Data records:
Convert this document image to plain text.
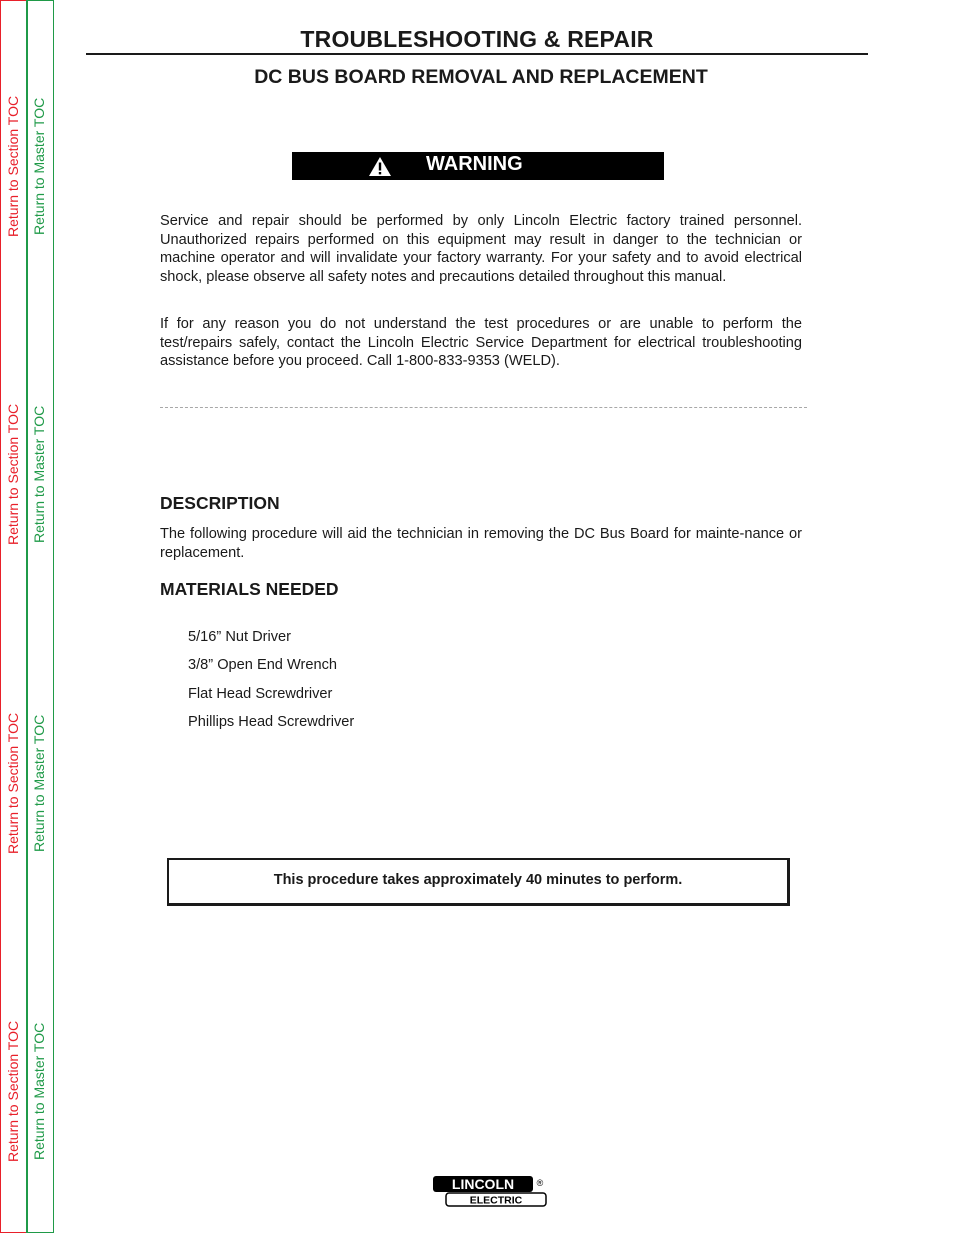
Return to Section TOC
Return to Section TOC
Return to Section TOC
Return to Section TOC
Return to Master TOC
Return to Master TOC
Return to Master TOC
Return to Master TOC
TROUBLESHOOTING & REPAIR
DC BUS BOARD REMOVAL AND REPLACEMENT
WARNING

Service and repair should be performed by only Lincoln Electric factory trained personnel. Unauthorized repairs performed on this equipment may result in danger to the technician or machine operator and will invalidate your factory warranty. For your safety and to avoid electrical shock, please observe all safety notes and precautions detailed throughout this manual.

If for any reason you do not understand the test procedures or are unable to perform the test/repairs safely, contact the Lincoln Electric Service Department for electrical troubleshooting assistance before you proceed. Call 1-800-833-9353 (WELD).

DESCRIPTION

The following procedure will aid the technician in removing the DC Bus Board for mainte-nance or replacement.

MATERIALS NEEDED
5/16” Nut Driver
3/8” Open End Wrench
Flat Head Screwdriver
Phillips Head Screwdriver
This procedure takes approximately 40 minutes to perform.
LINCOLN	®
ELECTRIC
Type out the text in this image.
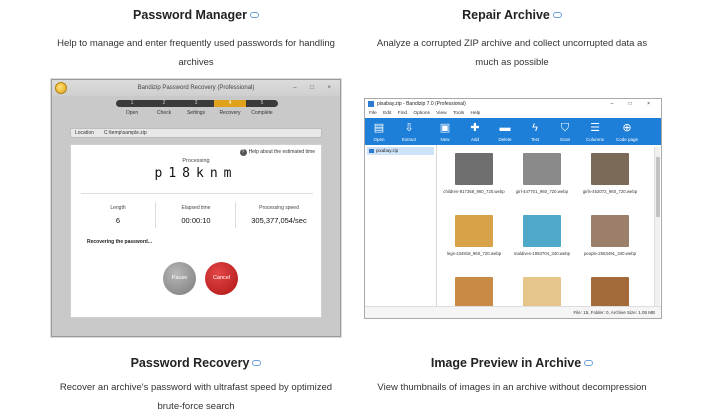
Password Manager
Help to manage and enter frequently used passwords for handling
archives
Repair Archive
Analyze a corrupted ZIP archive and collect uncorrupted data as
much as possible
Bandizip Password Recovery (Professional)	– □ ×
1	2	3	4	5
Open	Check	Settings	Recovery	Complete
Location C:\temp\sample.zip
? Help about the estimated time
Processing
p18knm
Length
6
Elapsed time
00:00:10
Processing speed
305,377,054/sec
Recovering the password...
Pause	Cancel
pixabay.zip - Bandizip 7.0 (Professional)	– □ ×
File Edit Find Options View Tools Help
▤
Open
⇩
Extract
▣
New
✚
Add
▬
Delete
ϟ
Test
⛉
Scan
☰
Columns
⊕
Code page
pixabay.zip
children-817368_960_720.webp	girl-447701_960_720.webp	girls-462072_960_720.webp
legs-434918_960_720.webp	maldives-1993704_340.webp	people-2563491_340.webp
File: 15, Folder: 0, Archive Size: 1.05 MB
Password Recovery
Recover an archive's password with ultrafast speed by optimized
brute-force search
Image Preview in Archive
View thumbnails of images in an archive without decompression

**Exercise brief**
Extract the text of all the records above verbatim, excluding pictures.

**Answer to this task**
Convert this document image to plain text.
Return to Section TOC
Return to Section TOC
Return to Section TOC
Return to Section TOC
Return to Master TOC
Return to Master TOC
Return to Master TOC
Return to Master TOC
TROUBLESHOOTING & REPAIR
DC BUS BOARD REMOVAL AND REPLACEMENT
WARNING

Service and repair should be performed by only Lincoln Electric factory trained personnel. Unauthorized repairs performed on this equipment may result in danger to the technician or machine operator and will invalidate your factory warranty. For your safety and to avoid electrical shock, please observe all safety notes and precautions detailed throughout this manual.

If for any reason you do not understand the test procedures or are unable to perform the test/repairs safely, contact the Lincoln Electric Service Department for electrical troubleshooting assistance before you proceed. Call 1-800-833-9353 (WELD).

DESCRIPTION

The following procedure will aid the technician in removing the DC Bus Board for mainte-nance or replacement.

MATERIALS NEEDED
5/16” Nut Driver
3/8” Open End Wrench
Flat Head Screwdriver
Phillips Head Screwdriver
This procedure takes approximately 40 minutes to perform.
LINCOLN	®
ELECTRIC
Type out the text in this image.
Password Manager
Help to manage and enter frequently used passwords for handling
archives
Repair Archive
Analyze a corrupted ZIP archive and collect uncorrupted data as
much as possible
Bandizip Password Recovery (Professional)	– □ ×
1	2	3	4	5
Open	Check	Settings	Recovery	Complete
Location C:\temp\sample.zip
? Help about the estimated time
Processing
p18knm
Length
6
Elapsed time
00:00:10
Processing speed
305,377,054/sec
Recovering the password...
Pause	Cancel
pixabay.zip - Bandizip 7.0 (Professional)	– □ ×
File Edit Find Options View Tools Help
▤
Open
⇩
Extract
▣
New
✚
Add
▬
Delete
ϟ
Test
⛉
Scan
☰
Columns
⊕
Code page
pixabay.zip
children-817368_960_720.webp	girl-447701_960_720.webp	girls-462072_960_720.webp
legs-434918_960_720.webp	maldives-1993704_340.webp	people-2563491_340.webp
File: 15, Folder: 0, Archive Size: 1.05 MB
Password Recovery
Recover an archive's password with ultrafast speed by optimized
brute-force search
Image Preview in Archive
View thumbnails of images in an archive without decompression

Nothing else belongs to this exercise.